What needs to be done> Write the data out again, character for character, with no images.

Input records>
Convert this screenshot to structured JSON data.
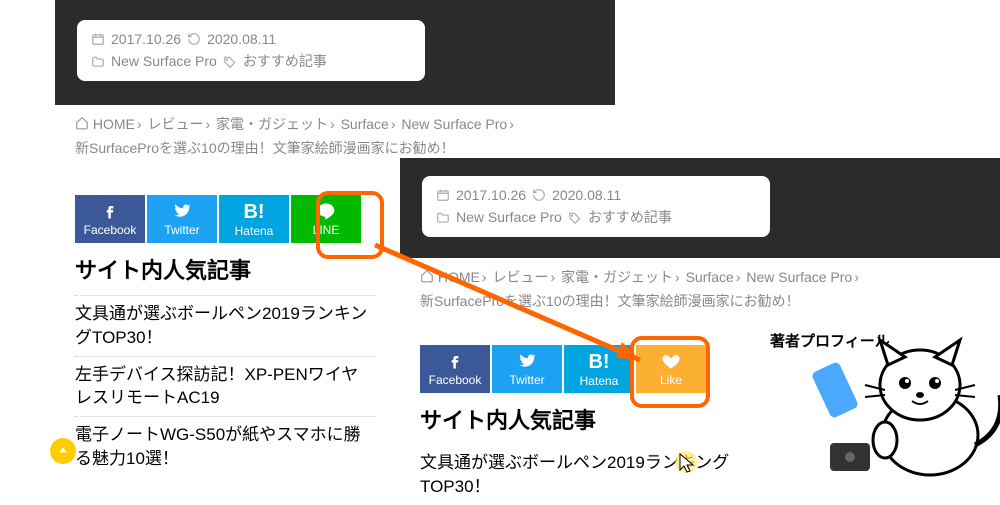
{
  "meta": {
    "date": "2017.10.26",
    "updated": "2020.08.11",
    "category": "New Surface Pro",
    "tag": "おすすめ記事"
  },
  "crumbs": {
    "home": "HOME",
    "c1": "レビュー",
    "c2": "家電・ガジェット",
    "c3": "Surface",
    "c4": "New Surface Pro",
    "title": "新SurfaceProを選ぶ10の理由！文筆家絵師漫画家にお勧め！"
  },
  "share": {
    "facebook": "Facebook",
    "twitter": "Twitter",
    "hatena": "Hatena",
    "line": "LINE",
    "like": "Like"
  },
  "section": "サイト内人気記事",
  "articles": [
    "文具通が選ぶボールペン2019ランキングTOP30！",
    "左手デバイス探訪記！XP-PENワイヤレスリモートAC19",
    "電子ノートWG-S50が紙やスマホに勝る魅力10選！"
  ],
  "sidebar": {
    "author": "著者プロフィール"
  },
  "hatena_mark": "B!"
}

Expected answer>
Convert this screenshot to structured JSON data.
{
  "meta": {
    "date": "2017.10.26",
    "updated": "2020.08.11",
    "category": "New Surface Pro",
    "tag": "おすすめ記事"
  },
  "crumbs": {
    "home": "HOME",
    "c1": "レビュー",
    "c2": "家電・ガジェット",
    "c3": "Surface",
    "c4": "New Surface Pro",
    "title": "新SurfaceProを選ぶ10の理由！文筆家絵師漫画家にお勧め！"
  },
  "share": {
    "facebook": "Facebook",
    "twitter": "Twitter",
    "hatena": "Hatena",
    "line": "LINE",
    "like": "Like"
  },
  "section": "サイト内人気記事",
  "articles": [
    "文具通が選ぶボールペン2019ランキングTOP30！",
    "左手デバイス探訪記！XP-PENワイヤレスリモートAC19",
    "電子ノートWG-S50が紙やスマホに勝る魅力10選！"
  ],
  "sidebar": {
    "author": "著者プロフィール"
  },
  "hatena_mark": "B!"
}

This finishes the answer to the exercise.